**PROBLEM TO SOLVE**
Copy each line containing the word "Mobility" from the records that follow, please.

------------------------------------

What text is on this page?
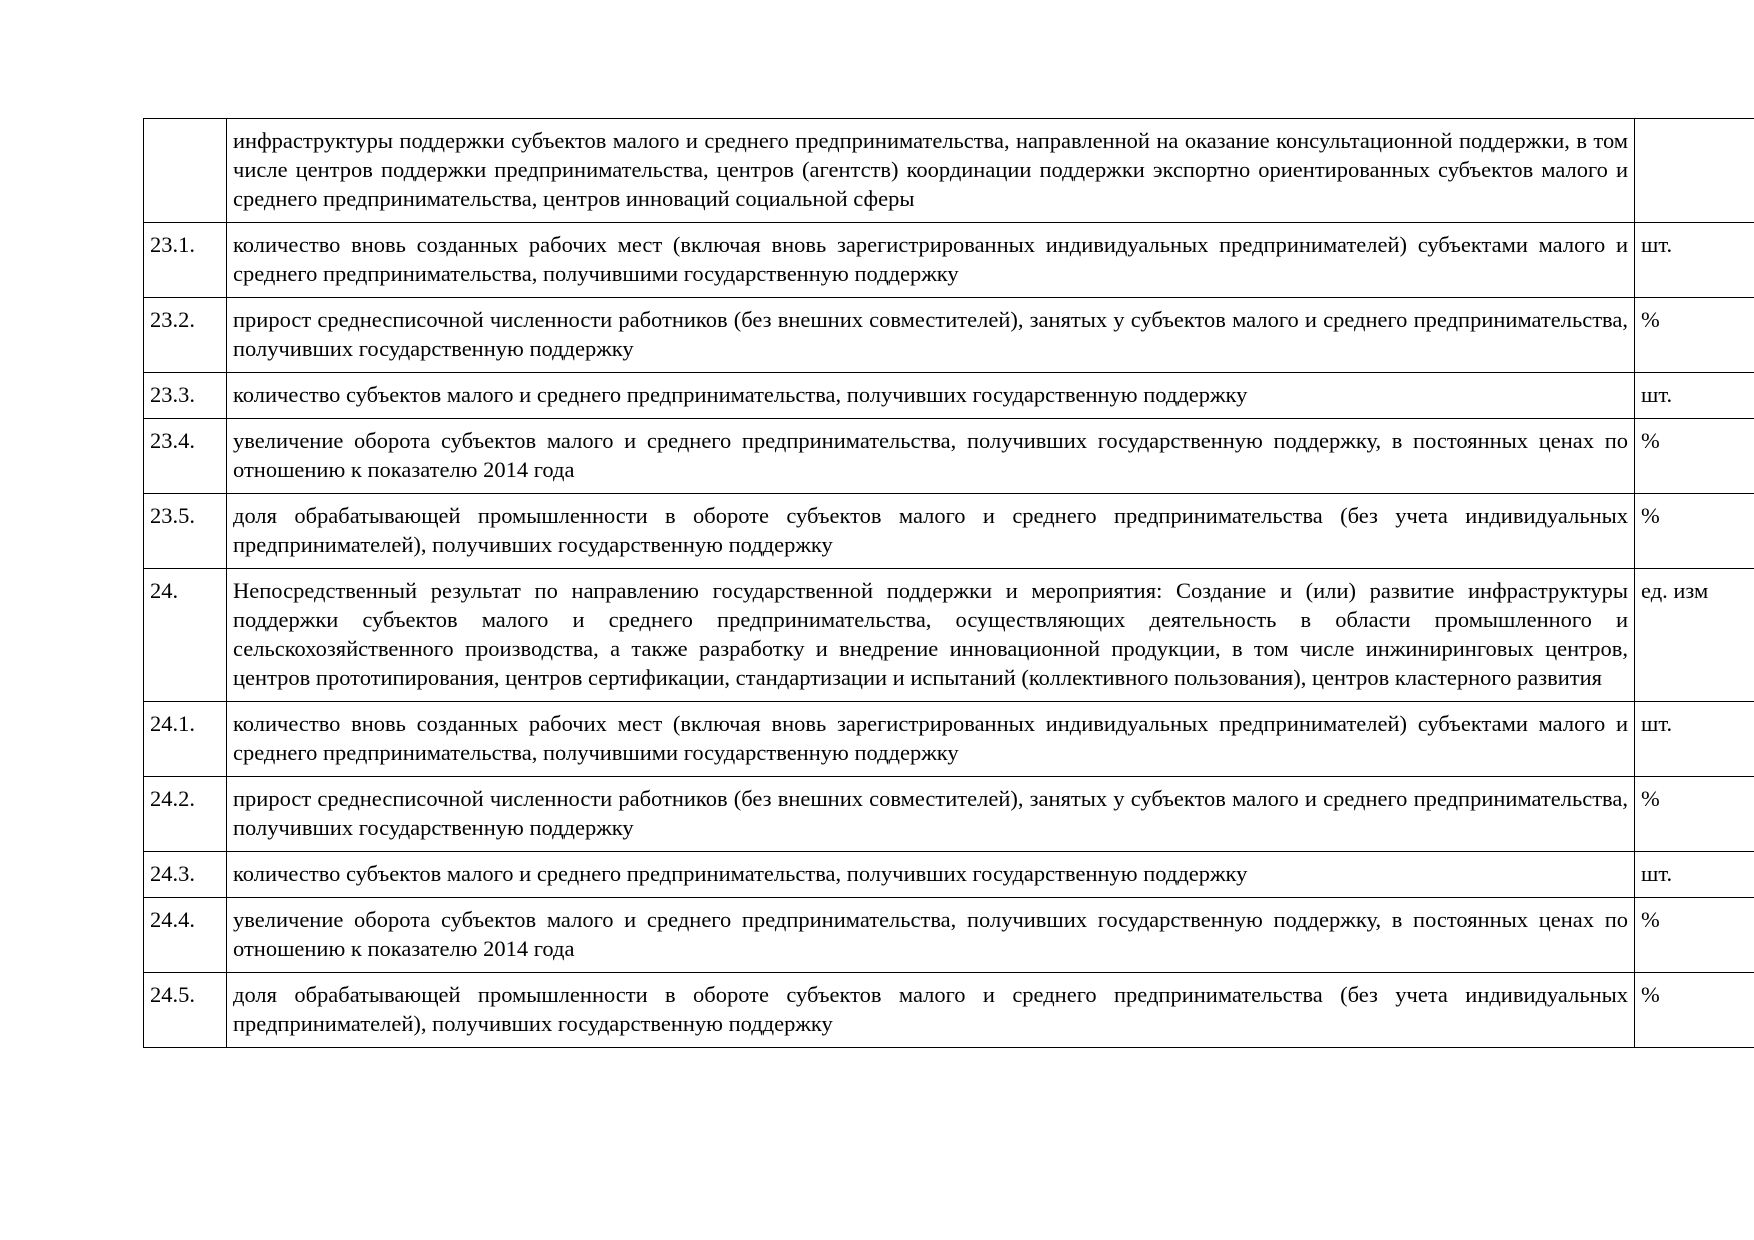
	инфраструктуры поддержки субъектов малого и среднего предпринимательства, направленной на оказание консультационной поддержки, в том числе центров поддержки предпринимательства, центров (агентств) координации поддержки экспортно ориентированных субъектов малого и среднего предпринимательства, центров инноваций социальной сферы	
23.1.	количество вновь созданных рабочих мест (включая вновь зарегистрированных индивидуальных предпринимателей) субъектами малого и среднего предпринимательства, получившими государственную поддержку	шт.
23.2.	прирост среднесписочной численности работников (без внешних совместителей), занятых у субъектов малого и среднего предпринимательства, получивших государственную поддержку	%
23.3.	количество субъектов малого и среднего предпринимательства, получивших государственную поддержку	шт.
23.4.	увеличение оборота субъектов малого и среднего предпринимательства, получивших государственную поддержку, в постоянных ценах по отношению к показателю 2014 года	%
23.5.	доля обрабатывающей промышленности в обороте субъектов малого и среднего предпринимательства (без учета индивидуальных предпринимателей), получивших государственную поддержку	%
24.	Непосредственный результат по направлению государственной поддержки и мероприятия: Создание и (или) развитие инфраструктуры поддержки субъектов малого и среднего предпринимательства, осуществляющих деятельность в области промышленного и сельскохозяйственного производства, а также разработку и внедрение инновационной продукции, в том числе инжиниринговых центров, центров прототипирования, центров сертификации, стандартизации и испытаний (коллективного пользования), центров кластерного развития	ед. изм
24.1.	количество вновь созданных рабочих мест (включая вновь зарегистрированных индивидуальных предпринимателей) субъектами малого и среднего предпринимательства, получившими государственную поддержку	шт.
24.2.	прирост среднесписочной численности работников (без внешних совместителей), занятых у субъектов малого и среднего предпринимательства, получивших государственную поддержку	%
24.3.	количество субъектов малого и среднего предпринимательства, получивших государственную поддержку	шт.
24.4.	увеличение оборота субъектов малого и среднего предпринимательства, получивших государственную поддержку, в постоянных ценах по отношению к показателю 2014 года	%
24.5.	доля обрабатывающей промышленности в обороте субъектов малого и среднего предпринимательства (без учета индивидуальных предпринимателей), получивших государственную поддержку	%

------------------------------------

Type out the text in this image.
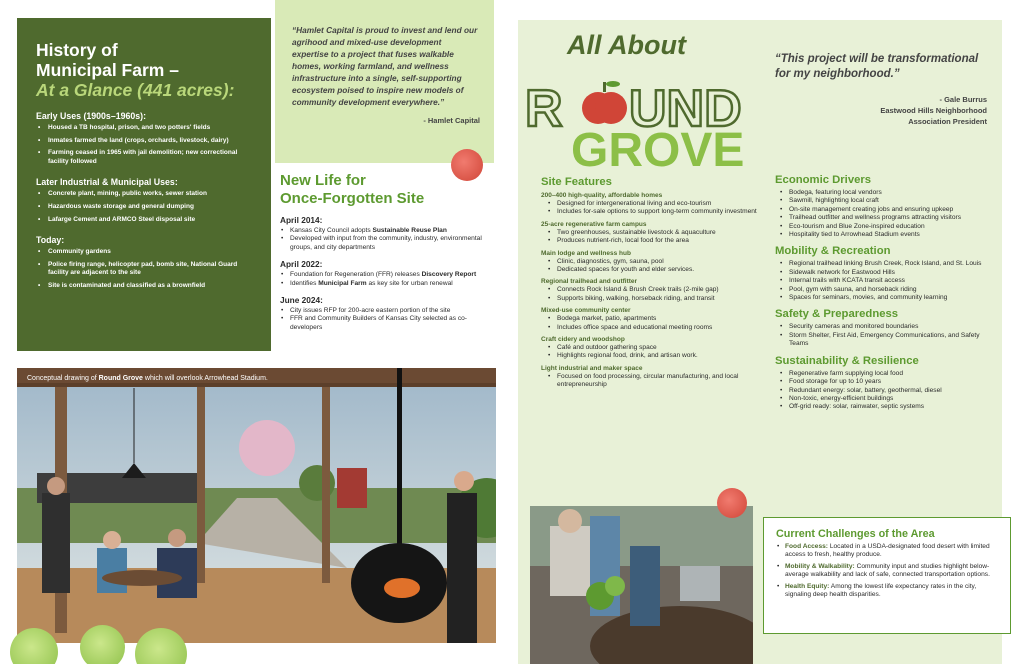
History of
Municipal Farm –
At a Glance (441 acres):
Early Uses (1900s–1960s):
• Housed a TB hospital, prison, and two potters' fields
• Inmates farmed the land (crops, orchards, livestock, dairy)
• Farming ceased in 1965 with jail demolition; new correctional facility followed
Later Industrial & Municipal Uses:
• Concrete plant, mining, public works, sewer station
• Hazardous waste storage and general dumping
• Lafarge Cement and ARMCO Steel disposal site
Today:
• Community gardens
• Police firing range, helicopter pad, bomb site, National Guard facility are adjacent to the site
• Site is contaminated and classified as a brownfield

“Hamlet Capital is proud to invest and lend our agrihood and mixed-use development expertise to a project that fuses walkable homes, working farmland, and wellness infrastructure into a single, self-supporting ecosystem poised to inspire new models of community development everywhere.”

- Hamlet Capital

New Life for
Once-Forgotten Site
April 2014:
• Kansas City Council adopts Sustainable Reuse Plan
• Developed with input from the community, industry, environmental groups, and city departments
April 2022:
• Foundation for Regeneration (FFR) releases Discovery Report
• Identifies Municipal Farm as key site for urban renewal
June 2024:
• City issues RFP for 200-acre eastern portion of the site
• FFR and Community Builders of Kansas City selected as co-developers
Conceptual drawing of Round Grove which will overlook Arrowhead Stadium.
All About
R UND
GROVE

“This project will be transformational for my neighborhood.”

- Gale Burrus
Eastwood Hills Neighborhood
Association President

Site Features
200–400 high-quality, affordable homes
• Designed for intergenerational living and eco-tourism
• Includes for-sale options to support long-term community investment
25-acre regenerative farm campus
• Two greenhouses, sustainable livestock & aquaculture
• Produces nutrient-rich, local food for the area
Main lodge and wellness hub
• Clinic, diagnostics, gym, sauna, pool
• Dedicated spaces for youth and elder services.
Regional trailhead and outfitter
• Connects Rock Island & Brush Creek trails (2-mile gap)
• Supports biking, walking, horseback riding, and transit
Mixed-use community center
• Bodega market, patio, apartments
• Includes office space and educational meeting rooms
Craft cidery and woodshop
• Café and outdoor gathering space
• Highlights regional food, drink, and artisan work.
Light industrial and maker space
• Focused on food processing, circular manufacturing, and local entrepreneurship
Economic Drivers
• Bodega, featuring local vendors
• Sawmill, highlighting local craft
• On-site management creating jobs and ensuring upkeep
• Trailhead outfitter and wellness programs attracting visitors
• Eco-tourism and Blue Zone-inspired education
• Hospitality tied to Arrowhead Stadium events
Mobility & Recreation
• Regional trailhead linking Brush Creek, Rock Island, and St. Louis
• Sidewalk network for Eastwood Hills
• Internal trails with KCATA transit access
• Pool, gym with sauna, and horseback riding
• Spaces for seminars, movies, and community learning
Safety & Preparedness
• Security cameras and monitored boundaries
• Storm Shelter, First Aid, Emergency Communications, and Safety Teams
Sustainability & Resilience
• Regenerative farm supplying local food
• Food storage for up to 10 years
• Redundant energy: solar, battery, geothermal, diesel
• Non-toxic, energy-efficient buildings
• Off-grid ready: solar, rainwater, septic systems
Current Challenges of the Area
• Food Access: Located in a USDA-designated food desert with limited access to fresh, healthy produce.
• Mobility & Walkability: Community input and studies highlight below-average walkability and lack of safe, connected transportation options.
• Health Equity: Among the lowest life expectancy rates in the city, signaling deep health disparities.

------------------------------------

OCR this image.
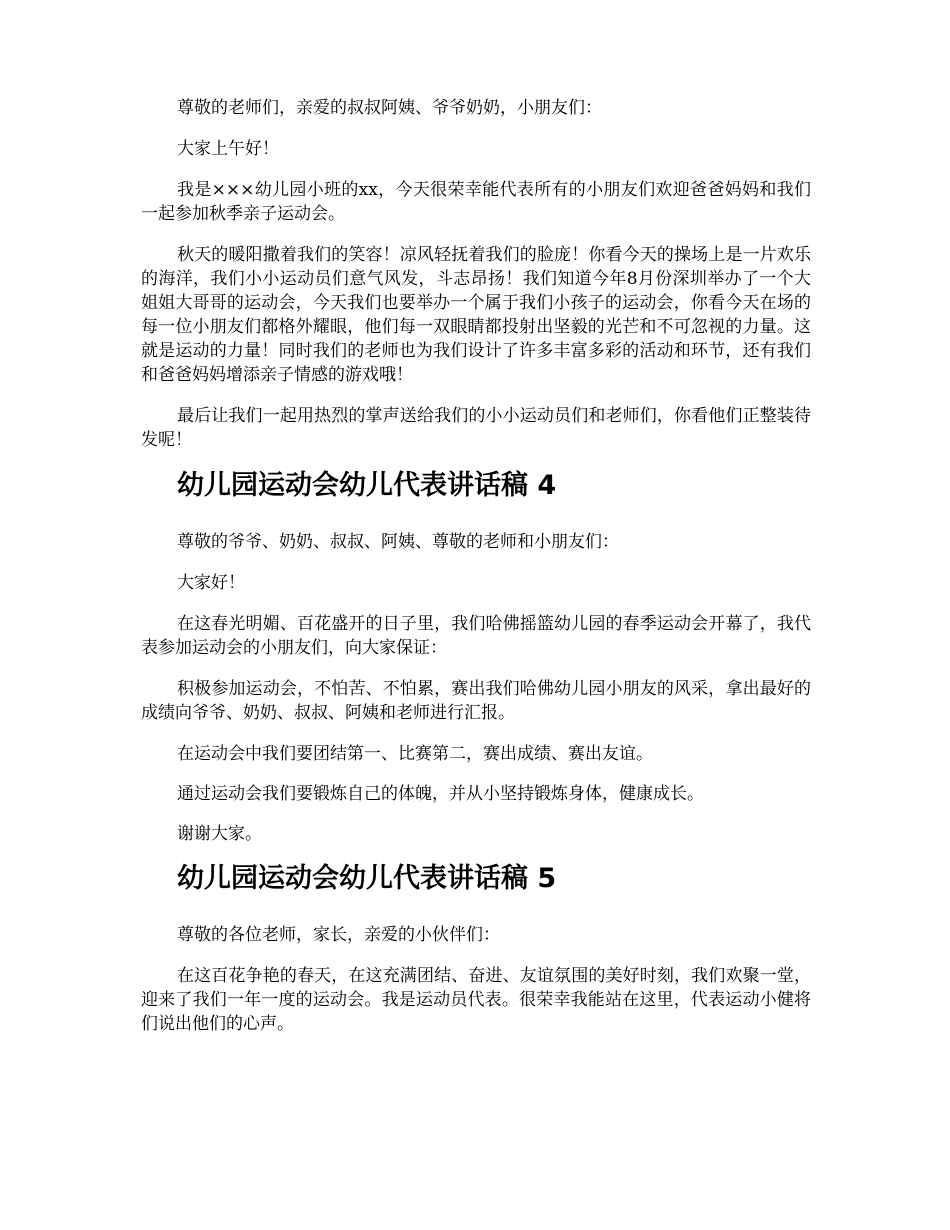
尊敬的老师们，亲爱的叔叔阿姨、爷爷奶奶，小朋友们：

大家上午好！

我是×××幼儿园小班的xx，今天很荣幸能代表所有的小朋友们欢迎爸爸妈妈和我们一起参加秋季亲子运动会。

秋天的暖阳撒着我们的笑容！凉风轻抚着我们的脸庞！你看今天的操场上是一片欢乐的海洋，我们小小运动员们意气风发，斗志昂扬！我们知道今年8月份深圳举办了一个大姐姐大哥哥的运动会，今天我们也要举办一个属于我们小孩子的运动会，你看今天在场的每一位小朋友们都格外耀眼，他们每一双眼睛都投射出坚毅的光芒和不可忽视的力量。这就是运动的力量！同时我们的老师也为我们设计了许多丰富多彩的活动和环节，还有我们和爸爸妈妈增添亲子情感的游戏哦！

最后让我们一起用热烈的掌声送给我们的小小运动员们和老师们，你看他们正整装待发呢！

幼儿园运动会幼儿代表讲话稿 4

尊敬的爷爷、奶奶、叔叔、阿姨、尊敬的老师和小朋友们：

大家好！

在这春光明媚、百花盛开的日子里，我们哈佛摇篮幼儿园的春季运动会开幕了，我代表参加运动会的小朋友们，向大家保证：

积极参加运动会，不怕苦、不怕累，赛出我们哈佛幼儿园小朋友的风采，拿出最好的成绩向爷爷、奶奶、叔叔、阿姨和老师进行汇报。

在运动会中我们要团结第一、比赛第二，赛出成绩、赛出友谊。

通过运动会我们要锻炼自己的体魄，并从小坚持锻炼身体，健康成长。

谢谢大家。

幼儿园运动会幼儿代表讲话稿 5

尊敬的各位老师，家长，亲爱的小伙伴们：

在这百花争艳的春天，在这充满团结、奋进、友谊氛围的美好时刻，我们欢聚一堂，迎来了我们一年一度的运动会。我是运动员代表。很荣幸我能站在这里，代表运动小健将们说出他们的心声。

------------------------------------

**REPLY**
Mobility & Recreation
• Mobility & Walkability: Community input and studies highlight below-average walkability and lack of safe, connected transportation options.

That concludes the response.